Extract all records. Keep each one exact.

(Dataset items)
■ ■ ■

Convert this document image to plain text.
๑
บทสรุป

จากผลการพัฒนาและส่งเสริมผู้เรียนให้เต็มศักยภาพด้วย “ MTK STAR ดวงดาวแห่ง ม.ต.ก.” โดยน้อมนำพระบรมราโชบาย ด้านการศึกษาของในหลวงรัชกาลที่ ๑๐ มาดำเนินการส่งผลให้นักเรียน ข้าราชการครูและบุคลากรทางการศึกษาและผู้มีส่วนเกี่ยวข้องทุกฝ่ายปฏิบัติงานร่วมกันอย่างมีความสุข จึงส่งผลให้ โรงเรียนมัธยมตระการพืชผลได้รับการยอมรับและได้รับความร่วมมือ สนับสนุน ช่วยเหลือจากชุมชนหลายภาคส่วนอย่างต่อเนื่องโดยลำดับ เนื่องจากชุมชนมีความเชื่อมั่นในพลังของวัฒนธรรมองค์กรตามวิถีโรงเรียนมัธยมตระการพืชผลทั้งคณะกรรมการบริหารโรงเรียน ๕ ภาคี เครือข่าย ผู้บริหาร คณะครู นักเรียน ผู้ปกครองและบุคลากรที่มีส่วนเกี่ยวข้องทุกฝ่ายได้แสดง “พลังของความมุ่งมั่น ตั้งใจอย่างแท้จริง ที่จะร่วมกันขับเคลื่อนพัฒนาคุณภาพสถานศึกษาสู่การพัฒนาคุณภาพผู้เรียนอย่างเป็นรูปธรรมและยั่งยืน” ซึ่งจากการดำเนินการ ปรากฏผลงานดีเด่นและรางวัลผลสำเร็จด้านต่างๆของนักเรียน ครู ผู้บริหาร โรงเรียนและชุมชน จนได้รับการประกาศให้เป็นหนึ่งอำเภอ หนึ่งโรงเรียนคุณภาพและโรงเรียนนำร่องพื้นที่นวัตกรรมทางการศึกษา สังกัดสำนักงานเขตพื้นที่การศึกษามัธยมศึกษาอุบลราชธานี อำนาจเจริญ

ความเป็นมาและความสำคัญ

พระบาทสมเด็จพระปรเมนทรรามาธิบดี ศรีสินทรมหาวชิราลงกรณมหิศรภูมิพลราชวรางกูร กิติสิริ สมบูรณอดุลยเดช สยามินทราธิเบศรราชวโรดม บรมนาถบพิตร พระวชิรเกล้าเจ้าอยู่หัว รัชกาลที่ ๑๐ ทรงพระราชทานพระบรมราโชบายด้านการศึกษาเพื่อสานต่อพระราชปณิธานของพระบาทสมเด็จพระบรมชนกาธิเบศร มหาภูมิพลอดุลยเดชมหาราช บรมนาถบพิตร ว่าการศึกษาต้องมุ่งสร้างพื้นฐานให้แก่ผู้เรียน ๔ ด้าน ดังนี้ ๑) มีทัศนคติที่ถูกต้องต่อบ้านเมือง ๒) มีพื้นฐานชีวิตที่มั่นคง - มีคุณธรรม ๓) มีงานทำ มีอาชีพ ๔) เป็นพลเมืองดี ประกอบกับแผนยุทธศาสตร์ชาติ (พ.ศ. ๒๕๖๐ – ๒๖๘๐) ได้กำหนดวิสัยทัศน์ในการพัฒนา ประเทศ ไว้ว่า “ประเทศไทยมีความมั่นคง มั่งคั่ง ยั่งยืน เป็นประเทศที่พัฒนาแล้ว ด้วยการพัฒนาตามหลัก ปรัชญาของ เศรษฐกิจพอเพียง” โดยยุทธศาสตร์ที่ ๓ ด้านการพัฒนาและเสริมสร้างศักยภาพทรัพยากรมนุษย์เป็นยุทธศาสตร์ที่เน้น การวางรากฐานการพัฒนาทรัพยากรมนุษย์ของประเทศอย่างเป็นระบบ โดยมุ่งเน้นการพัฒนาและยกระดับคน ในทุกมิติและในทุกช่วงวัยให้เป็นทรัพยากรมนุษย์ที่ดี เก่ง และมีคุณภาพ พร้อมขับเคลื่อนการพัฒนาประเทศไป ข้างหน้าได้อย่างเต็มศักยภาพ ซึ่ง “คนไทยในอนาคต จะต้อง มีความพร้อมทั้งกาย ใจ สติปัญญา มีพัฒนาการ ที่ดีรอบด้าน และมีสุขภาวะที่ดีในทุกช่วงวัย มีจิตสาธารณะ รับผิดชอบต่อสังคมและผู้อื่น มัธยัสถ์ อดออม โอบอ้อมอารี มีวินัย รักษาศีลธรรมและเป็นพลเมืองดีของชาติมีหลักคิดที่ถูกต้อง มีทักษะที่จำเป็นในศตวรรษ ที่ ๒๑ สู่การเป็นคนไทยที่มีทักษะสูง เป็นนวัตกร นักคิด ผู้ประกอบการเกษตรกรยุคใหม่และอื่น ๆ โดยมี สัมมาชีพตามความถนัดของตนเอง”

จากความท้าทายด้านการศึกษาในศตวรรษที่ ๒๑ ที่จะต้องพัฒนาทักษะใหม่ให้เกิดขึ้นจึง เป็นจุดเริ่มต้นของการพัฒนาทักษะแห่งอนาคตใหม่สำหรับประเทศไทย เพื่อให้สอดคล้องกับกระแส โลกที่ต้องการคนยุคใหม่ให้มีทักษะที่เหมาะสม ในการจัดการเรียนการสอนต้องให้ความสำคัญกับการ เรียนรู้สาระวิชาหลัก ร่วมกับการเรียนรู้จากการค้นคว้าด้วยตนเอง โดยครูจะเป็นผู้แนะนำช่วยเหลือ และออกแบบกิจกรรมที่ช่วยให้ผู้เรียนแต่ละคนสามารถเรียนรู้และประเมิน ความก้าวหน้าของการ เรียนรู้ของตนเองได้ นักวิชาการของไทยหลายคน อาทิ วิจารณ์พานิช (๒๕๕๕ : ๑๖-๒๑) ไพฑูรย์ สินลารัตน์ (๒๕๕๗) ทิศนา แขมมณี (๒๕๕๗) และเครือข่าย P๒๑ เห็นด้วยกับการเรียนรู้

■ ■ ■

Answer to this exercise:
Convert this document image to plain text.
๑
บทสรุป

จากผลการพัฒนาและส่งเสริมผู้เรียนให้เต็มศักยภาพด้วย “ MTK STAR ดวงดาวแห่ง ม.ต.ก.” โดยน้อมนำพระบรมราโชบาย ด้านการศึกษาของในหลวงรัชกาลที่ ๑๐ มาดำเนินการส่งผลให้นักเรียน ข้าราชการครูและบุคลากรทางการศึกษาและผู้มีส่วนเกี่ยวข้องทุกฝ่ายปฏิบัติงานร่วมกันอย่างมีความสุข จึงส่งผลให้ โรงเรียนมัธยมตระการพืชผลได้รับการยอมรับและได้รับความร่วมมือ สนับสนุน ช่วยเหลือจากชุมชนหลายภาคส่วนอย่างต่อเนื่องโดยลำดับ เนื่องจากชุมชนมีความเชื่อมั่นในพลังของวัฒนธรรมองค์กรตามวิถีโรงเรียนมัธยมตระการพืชผลทั้งคณะกรรมการบริหารโรงเรียน ๕ ภาคี เครือข่าย ผู้บริหาร คณะครู นักเรียน ผู้ปกครองและบุคลากรที่มีส่วนเกี่ยวข้องทุกฝ่ายได้แสดง “พลังของความมุ่งมั่น ตั้งใจอย่างแท้จริง ที่จะร่วมกันขับเคลื่อนพัฒนาคุณภาพสถานศึกษาสู่การพัฒนาคุณภาพผู้เรียนอย่างเป็นรูปธรรมและยั่งยืน” ซึ่งจากการดำเนินการ ปรากฏผลงานดีเด่นและรางวัลผลสำเร็จด้านต่างๆของนักเรียน ครู ผู้บริหาร โรงเรียนและชุมชน จนได้รับการประกาศให้เป็นหนึ่งอำเภอ หนึ่งโรงเรียนคุณภาพและโรงเรียนนำร่องพื้นที่นวัตกรรมทางการศึกษา สังกัดสำนักงานเขตพื้นที่การศึกษามัธยมศึกษาอุบลราชธานี อำนาจเจริญ

ความเป็นมาและความสำคัญ

พระบาทสมเด็จพระปรเมนทรรามาธิบดี ศรีสินทรมหาวชิราลงกรณมหิศรภูมิพลราชวรางกูร กิติสิริ สมบูรณอดุลยเดช สยามินทราธิเบศรราชวโรดม บรมนาถบพิตร พระวชิรเกล้าเจ้าอยู่หัว รัชกาลที่ ๑๐ ทรงพระราชทานพระบรมราโชบายด้านการศึกษาเพื่อสานต่อพระราชปณิธานของพระบาทสมเด็จพระบรมชนกาธิเบศร มหาภูมิพลอดุลยเดชมหาราช บรมนาถบพิตร ว่าการศึกษาต้องมุ่งสร้างพื้นฐานให้แก่ผู้เรียน ๔ ด้าน ดังนี้ ๑) มีทัศนคติที่ถูกต้องต่อบ้านเมือง ๒) มีพื้นฐานชีวิตที่มั่นคง - มีคุณธรรม ๓) มีงานทำ มีอาชีพ ๔) เป็นพลเมืองดี ประกอบกับแผนยุทธศาสตร์ชาติ (พ.ศ. ๒๕๖๐ – ๒๖๘๐) ได้กำหนดวิสัยทัศน์ในการพัฒนา ประเทศ ไว้ว่า “ประเทศไทยมีความมั่นคง มั่งคั่ง ยั่งยืน เป็นประเทศที่พัฒนาแล้ว ด้วยการพัฒนาตามหลัก ปรัชญาของ เศรษฐกิจพอเพียง” โดยยุทธศาสตร์ที่ ๓ ด้านการพัฒนาและเสริมสร้างศักยภาพทรัพยากรมนุษย์เป็นยุทธศาสตร์ที่เน้น การวางรากฐานการพัฒนาทรัพยากรมนุษย์ของประเทศอย่างเป็นระบบ โดยมุ่งเน้นการพัฒนาและยกระดับคน ในทุกมิติและในทุกช่วงวัยให้เป็นทรัพยากรมนุษย์ที่ดี เก่ง และมีคุณภาพ พร้อมขับเคลื่อนการพัฒนาประเทศไป ข้างหน้าได้อย่างเต็มศักยภาพ ซึ่ง “คนไทยในอนาคต จะต้อง มีความพร้อมทั้งกาย ใจ สติปัญญา มีพัฒนาการ ที่ดีรอบด้าน และมีสุขภาวะที่ดีในทุกช่วงวัย มีจิตสาธารณะ รับผิดชอบต่อสังคมและผู้อื่น มัธยัสถ์ อดออม โอบอ้อมอารี มีวินัย รักษาศีลธรรมและเป็นพลเมืองดีของชาติมีหลักคิดที่ถูกต้อง มีทักษะที่จำเป็นในศตวรรษ ที่ ๒๑ สู่การเป็นคนไทยที่มีทักษะสูง เป็นนวัตกร นักคิด ผู้ประกอบการเกษตรกรยุคใหม่และอื่น ๆ โดยมี สัมมาชีพตามความถนัดของตนเอง”

จากความท้าทายด้านการศึกษาในศตวรรษที่ ๒๑ ที่จะต้องพัฒนาทักษะใหม่ให้เกิดขึ้นจึง เป็นจุดเริ่มต้นของการพัฒนาทักษะแห่งอนาคตใหม่สำหรับประเทศไทย เพื่อให้สอดคล้องกับกระแส โลกที่ต้องการคนยุคใหม่ให้มีทักษะที่เหมาะสม ในการจัดการเรียนการสอนต้องให้ความสำคัญกับการ เรียนรู้สาระวิชาหลัก ร่วมกับการเรียนรู้จากการค้นคว้าด้วยตนเอง โดยครูจะเป็นผู้แนะนำช่วยเหลือ และออกแบบกิจกรรมที่ช่วยให้ผู้เรียนแต่ละคนสามารถเรียนรู้และประเมิน ความก้าวหน้าของการ เรียนรู้ของตนเองได้ นักวิชาการของไทยหลายคน อาทิ วิจารณ์พานิช (๒๕๕๕ : ๑๖-๒๑) ไพฑูรย์ สินลารัตน์ (๒๕๕๗) ทิศนา แขมมณี (๒๕๕๗) และเครือข่าย P๒๑ เห็นด้วยกับการเรียนรู้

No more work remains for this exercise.